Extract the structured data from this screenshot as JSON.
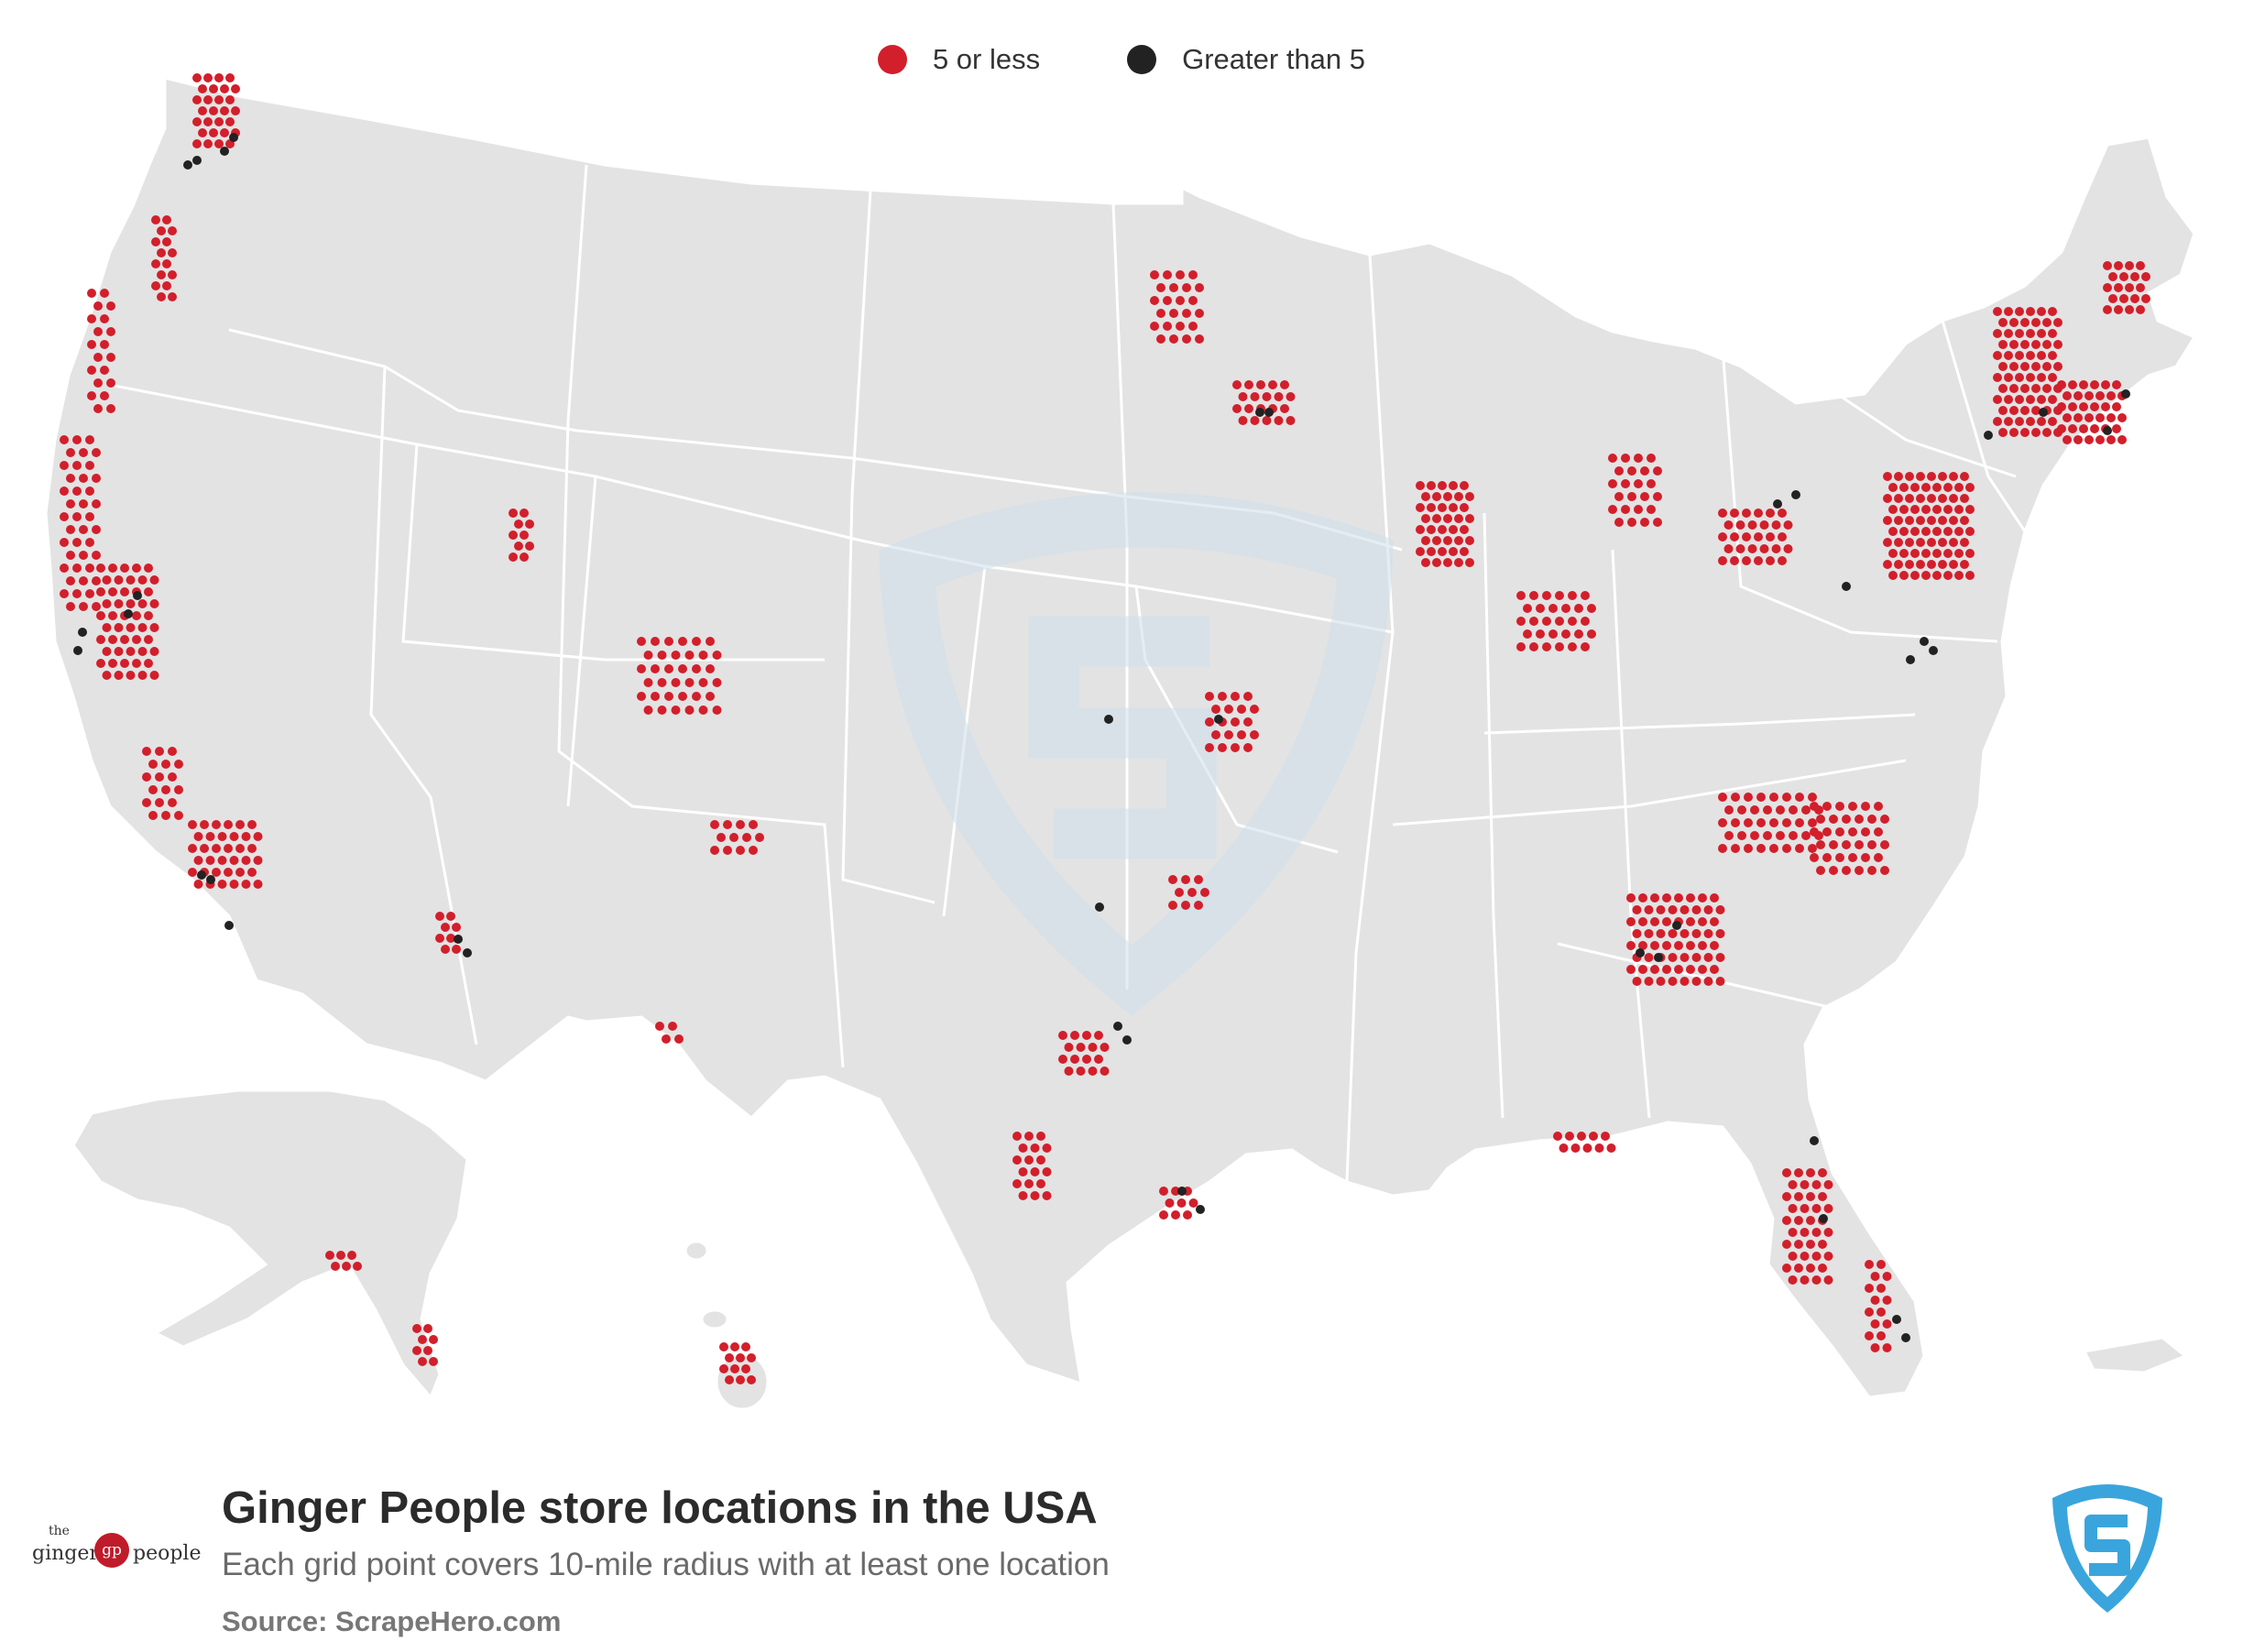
{
  "legend": [
    {
      "label": "5 or less",
      "color": "#d21f2b"
    },
    {
      "label": "Greater than 5",
      "color": "#222222"
    }
  ],
  "title": "Ginger People store locations in the USA",
  "subtitle": "Each grid point covers 10-mile radius with at least one location",
  "source": "Source: ScrapeHero.com",
  "brand": {
    "top_text": "the",
    "name_left": "ginger",
    "monogram": "gp",
    "name_right": "people"
  },
  "colors": {
    "land": "#e3e3e3",
    "border": "#ffffff",
    "watermark": "#cfe0ec",
    "scrapehero_blue": "#3aa5dc"
  },
  "icons": [
    "scrapehero-shield-icon",
    "ginger-people-logo-icon"
  ]
}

EXERCISE OBJECTIVE:
Leave the pictures out and reproduce all of the records exactly.

WRITTEN REPLY:
Extract the structured data from this screenshot as JSON.
{
  "legend": [
    {
      "label": "5 or less",
      "color": "#d21f2b"
    },
    {
      "label": "Greater than 5",
      "color": "#222222"
    }
  ],
  "title": "Ginger People store locations in the USA",
  "subtitle": "Each grid point covers 10-mile radius with at least one location",
  "source": "Source: ScrapeHero.com",
  "brand": {
    "top_text": "the",
    "name_left": "ginger",
    "monogram": "gp",
    "name_right": "people"
  },
  "colors": {
    "land": "#e3e3e3",
    "border": "#ffffff",
    "watermark": "#cfe0ec",
    "scrapehero_blue": "#3aa5dc"
  },
  "icons": [
    "scrapehero-shield-icon",
    "ginger-people-logo-icon"
  ]
}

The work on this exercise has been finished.